▶ [Direction] Print every entry word for word, but omit the pictures.

-- Start of Data in this exercise --

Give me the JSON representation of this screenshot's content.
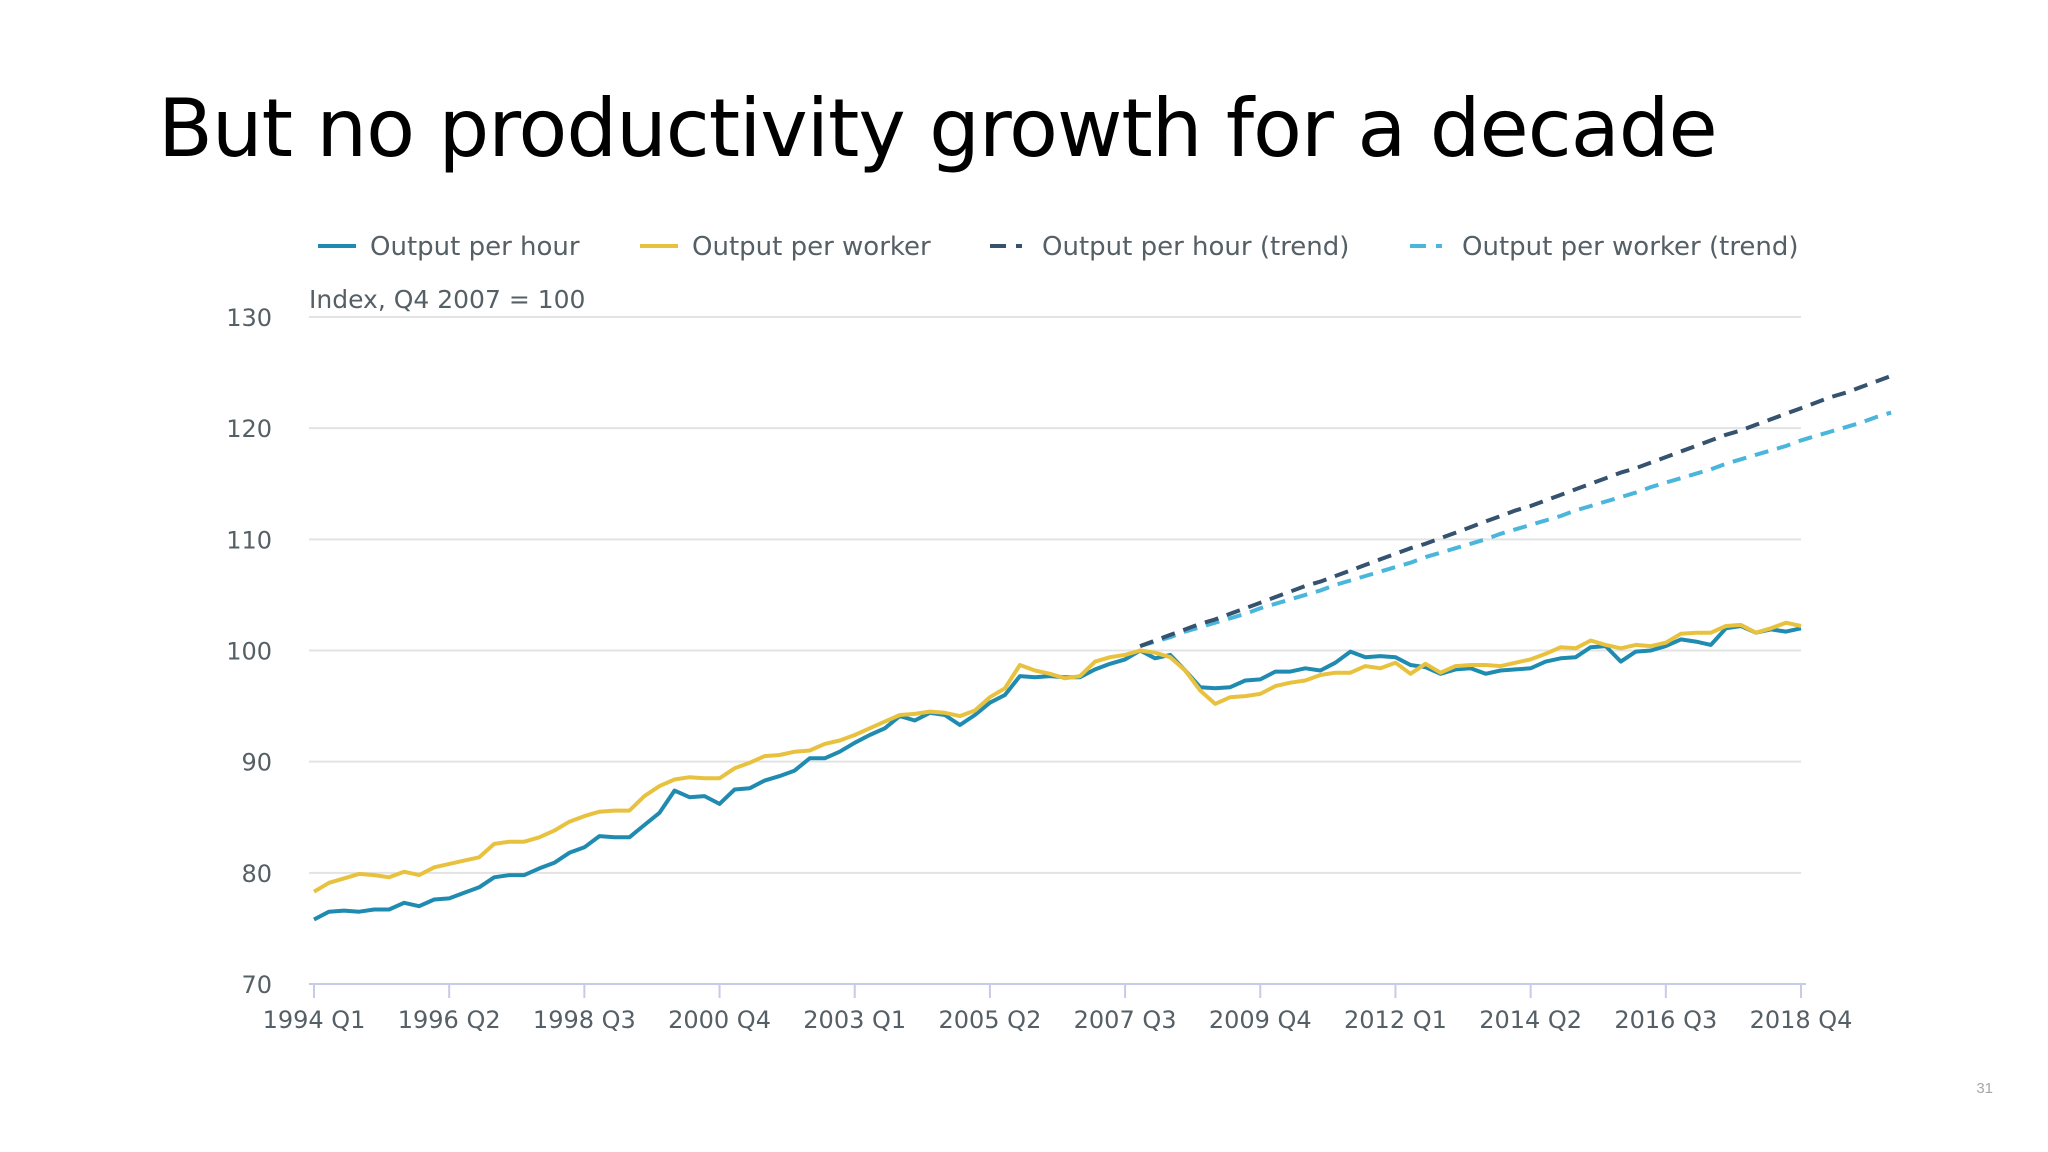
{
  "slide": {
    "title": "But no productivity growth for a decade",
    "page_number": "31"
  },
  "chart_data": {
    "type": "line",
    "title": "",
    "annotation": "Index, Q4 2007 = 100",
    "xlabel": "",
    "ylabel": "",
    "ylim": [
      70,
      130
    ],
    "yticks": [
      70,
      80,
      90,
      100,
      110,
      120,
      130
    ],
    "x_tick_labels": [
      "1994 Q1",
      "1996 Q2",
      "1998 Q3",
      "2000 Q4",
      "2003 Q1",
      "2005 Q2",
      "2007 Q3",
      "2009 Q4",
      "2012 Q1",
      "2014 Q2",
      "2016 Q3",
      "2018 Q4"
    ],
    "x_first_quarter": "1994 Q1",
    "grid": true,
    "legend_position": "top",
    "colors": {
      "output_per_hour": "#1f8bb0",
      "output_per_worker": "#e8c23f",
      "hour_trend": "#35526e",
      "worker_trend": "#4ab6db",
      "grid": "#e3e3e3",
      "axis": "#c6cbe8"
    },
    "series": [
      {
        "name": "Output per hour",
        "style": "solid",
        "values": [
          75.8,
          76.5,
          76.6,
          76.5,
          76.7,
          76.7,
          77.3,
          77.0,
          77.6,
          77.7,
          78.2,
          78.7,
          79.6,
          79.8,
          79.8,
          80.4,
          80.9,
          81.8,
          82.3,
          83.3,
          83.2,
          83.2,
          84.3,
          85.4,
          87.4,
          86.8,
          86.9,
          86.2,
          87.5,
          87.6,
          88.3,
          88.7,
          89.2,
          90.3,
          90.3,
          90.9,
          91.7,
          92.4,
          93.0,
          94.1,
          93.7,
          94.4,
          94.2,
          93.3,
          94.2,
          95.3,
          96.0,
          97.7,
          97.6,
          97.7,
          97.6,
          97.6,
          98.3,
          98.8,
          99.2,
          100.0,
          99.3,
          99.6,
          98.2,
          96.7,
          96.6,
          96.7,
          97.3,
          97.4,
          98.1,
          98.1,
          98.4,
          98.2,
          98.9,
          99.9,
          99.4,
          99.5,
          99.4,
          98.7,
          98.5,
          97.9,
          98.3,
          98.4,
          97.9,
          98.2,
          98.3,
          98.4,
          99.0,
          99.3,
          99.4,
          100.3,
          100.4,
          99.0,
          99.9,
          100.0,
          100.4,
          101.0,
          100.8,
          100.5,
          102.0,
          102.2,
          101.6,
          101.9,
          101.7,
          102.0
        ]
      },
      {
        "name": "Output per worker",
        "style": "solid",
        "values": [
          78.3,
          79.1,
          79.5,
          79.9,
          79.8,
          79.6,
          80.1,
          79.8,
          80.5,
          80.8,
          81.1,
          81.4,
          82.6,
          82.8,
          82.8,
          83.2,
          83.8,
          84.6,
          85.1,
          85.5,
          85.6,
          85.6,
          86.9,
          87.8,
          88.4,
          88.6,
          88.5,
          88.5,
          89.4,
          89.9,
          90.5,
          90.6,
          90.9,
          91.0,
          91.6,
          91.9,
          92.4,
          93.0,
          93.6,
          94.2,
          94.3,
          94.5,
          94.4,
          94.1,
          94.6,
          95.8,
          96.6,
          98.7,
          98.2,
          97.9,
          97.5,
          97.7,
          99.0,
          99.4,
          99.6,
          100.0,
          99.8,
          99.4,
          98.2,
          96.4,
          95.2,
          95.8,
          95.9,
          96.1,
          96.8,
          97.1,
          97.3,
          97.8,
          98.0,
          98.0,
          98.6,
          98.4,
          98.9,
          97.9,
          98.8,
          98.0,
          98.6,
          98.7,
          98.7,
          98.6,
          98.9,
          99.2,
          99.7,
          100.3,
          100.2,
          100.9,
          100.5,
          100.2,
          100.5,
          100.4,
          100.7,
          101.5,
          101.6,
          101.6,
          102.2,
          102.3,
          101.6,
          102.0,
          102.5,
          102.2
        ]
      },
      {
        "name": "Output per hour (trend)",
        "style": "dashed",
        "x_start": "2007 Q4",
        "values": [
          100.4,
          100.9,
          101.4,
          101.9,
          102.4,
          102.8,
          103.3,
          103.8,
          104.3,
          104.8,
          105.3,
          105.8,
          106.2,
          106.7,
          107.2,
          107.7,
          108.2,
          108.7,
          109.2,
          109.6,
          110.1,
          110.6,
          111.1,
          111.6,
          112.1,
          112.6,
          113.0,
          113.5,
          114.0,
          114.5,
          115.0,
          115.5,
          116.0,
          116.4,
          116.9,
          117.4,
          117.9,
          118.4,
          118.9,
          119.4,
          119.8,
          120.3,
          120.8,
          121.3,
          121.8,
          122.3,
          122.8,
          123.2,
          123.7,
          124.2,
          124.7
        ]
      },
      {
        "name": "Output per worker (trend)",
        "style": "dashed",
        "x_start": "2007 Q4",
        "values": [
          100.4,
          100.8,
          101.2,
          101.7,
          102.1,
          102.5,
          102.9,
          103.3,
          103.8,
          104.2,
          104.6,
          105.0,
          105.4,
          105.9,
          106.3,
          106.7,
          107.1,
          107.5,
          107.9,
          108.4,
          108.8,
          109.2,
          109.6,
          110.0,
          110.5,
          110.9,
          111.3,
          111.7,
          112.1,
          112.6,
          113.0,
          113.4,
          113.8,
          114.2,
          114.7,
          115.1,
          115.5,
          115.9,
          116.3,
          116.8,
          117.2,
          117.6,
          118.0,
          118.4,
          118.9,
          119.3,
          119.7,
          120.1,
          120.5,
          121.0,
          121.4
        ]
      }
    ]
  }
}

-- End of Data in this exercise --

▶ [Full solution]
Give me the JSON representation of this screenshot's content.
{
  "slide": {
    "title": "But no productivity growth for a decade",
    "page_number": "31"
  },
  "chart_data": {
    "type": "line",
    "title": "",
    "annotation": "Index, Q4 2007 = 100",
    "xlabel": "",
    "ylabel": "",
    "ylim": [
      70,
      130
    ],
    "yticks": [
      70,
      80,
      90,
      100,
      110,
      120,
      130
    ],
    "x_tick_labels": [
      "1994 Q1",
      "1996 Q2",
      "1998 Q3",
      "2000 Q4",
      "2003 Q1",
      "2005 Q2",
      "2007 Q3",
      "2009 Q4",
      "2012 Q1",
      "2014 Q2",
      "2016 Q3",
      "2018 Q4"
    ],
    "x_first_quarter": "1994 Q1",
    "grid": true,
    "legend_position": "top",
    "colors": {
      "output_per_hour": "#1f8bb0",
      "output_per_worker": "#e8c23f",
      "hour_trend": "#35526e",
      "worker_trend": "#4ab6db",
      "grid": "#e3e3e3",
      "axis": "#c6cbe8"
    },
    "series": [
      {
        "name": "Output per hour",
        "style": "solid",
        "values": [
          75.8,
          76.5,
          76.6,
          76.5,
          76.7,
          76.7,
          77.3,
          77.0,
          77.6,
          77.7,
          78.2,
          78.7,
          79.6,
          79.8,
          79.8,
          80.4,
          80.9,
          81.8,
          82.3,
          83.3,
          83.2,
          83.2,
          84.3,
          85.4,
          87.4,
          86.8,
          86.9,
          86.2,
          87.5,
          87.6,
          88.3,
          88.7,
          89.2,
          90.3,
          90.3,
          90.9,
          91.7,
          92.4,
          93.0,
          94.1,
          93.7,
          94.4,
          94.2,
          93.3,
          94.2,
          95.3,
          96.0,
          97.7,
          97.6,
          97.7,
          97.6,
          97.6,
          98.3,
          98.8,
          99.2,
          100.0,
          99.3,
          99.6,
          98.2,
          96.7,
          96.6,
          96.7,
          97.3,
          97.4,
          98.1,
          98.1,
          98.4,
          98.2,
          98.9,
          99.9,
          99.4,
          99.5,
          99.4,
          98.7,
          98.5,
          97.9,
          98.3,
          98.4,
          97.9,
          98.2,
          98.3,
          98.4,
          99.0,
          99.3,
          99.4,
          100.3,
          100.4,
          99.0,
          99.9,
          100.0,
          100.4,
          101.0,
          100.8,
          100.5,
          102.0,
          102.2,
          101.6,
          101.9,
          101.7,
          102.0
        ]
      },
      {
        "name": "Output per worker",
        "style": "solid",
        "values": [
          78.3,
          79.1,
          79.5,
          79.9,
          79.8,
          79.6,
          80.1,
          79.8,
          80.5,
          80.8,
          81.1,
          81.4,
          82.6,
          82.8,
          82.8,
          83.2,
          83.8,
          84.6,
          85.1,
          85.5,
          85.6,
          85.6,
          86.9,
          87.8,
          88.4,
          88.6,
          88.5,
          88.5,
          89.4,
          89.9,
          90.5,
          90.6,
          90.9,
          91.0,
          91.6,
          91.9,
          92.4,
          93.0,
          93.6,
          94.2,
          94.3,
          94.5,
          94.4,
          94.1,
          94.6,
          95.8,
          96.6,
          98.7,
          98.2,
          97.9,
          97.5,
          97.7,
          99.0,
          99.4,
          99.6,
          100.0,
          99.8,
          99.4,
          98.2,
          96.4,
          95.2,
          95.8,
          95.9,
          96.1,
          96.8,
          97.1,
          97.3,
          97.8,
          98.0,
          98.0,
          98.6,
          98.4,
          98.9,
          97.9,
          98.8,
          98.0,
          98.6,
          98.7,
          98.7,
          98.6,
          98.9,
          99.2,
          99.7,
          100.3,
          100.2,
          100.9,
          100.5,
          100.2,
          100.5,
          100.4,
          100.7,
          101.5,
          101.6,
          101.6,
          102.2,
          102.3,
          101.6,
          102.0,
          102.5,
          102.2
        ]
      },
      {
        "name": "Output per hour (trend)",
        "style": "dashed",
        "x_start": "2007 Q4",
        "values": [
          100.4,
          100.9,
          101.4,
          101.9,
          102.4,
          102.8,
          103.3,
          103.8,
          104.3,
          104.8,
          105.3,
          105.8,
          106.2,
          106.7,
          107.2,
          107.7,
          108.2,
          108.7,
          109.2,
          109.6,
          110.1,
          110.6,
          111.1,
          111.6,
          112.1,
          112.6,
          113.0,
          113.5,
          114.0,
          114.5,
          115.0,
          115.5,
          116.0,
          116.4,
          116.9,
          117.4,
          117.9,
          118.4,
          118.9,
          119.4,
          119.8,
          120.3,
          120.8,
          121.3,
          121.8,
          122.3,
          122.8,
          123.2,
          123.7,
          124.2,
          124.7
        ]
      },
      {
        "name": "Output per worker (trend)",
        "style": "dashed",
        "x_start": "2007 Q4",
        "values": [
          100.4,
          100.8,
          101.2,
          101.7,
          102.1,
          102.5,
          102.9,
          103.3,
          103.8,
          104.2,
          104.6,
          105.0,
          105.4,
          105.9,
          106.3,
          106.7,
          107.1,
          107.5,
          107.9,
          108.4,
          108.8,
          109.2,
          109.6,
          110.0,
          110.5,
          110.9,
          111.3,
          111.7,
          112.1,
          112.6,
          113.0,
          113.4,
          113.8,
          114.2,
          114.7,
          115.1,
          115.5,
          115.9,
          116.3,
          116.8,
          117.2,
          117.6,
          118.0,
          118.4,
          118.9,
          119.3,
          119.7,
          120.1,
          120.5,
          121.0,
          121.4
        ]
      }
    ]
  }
}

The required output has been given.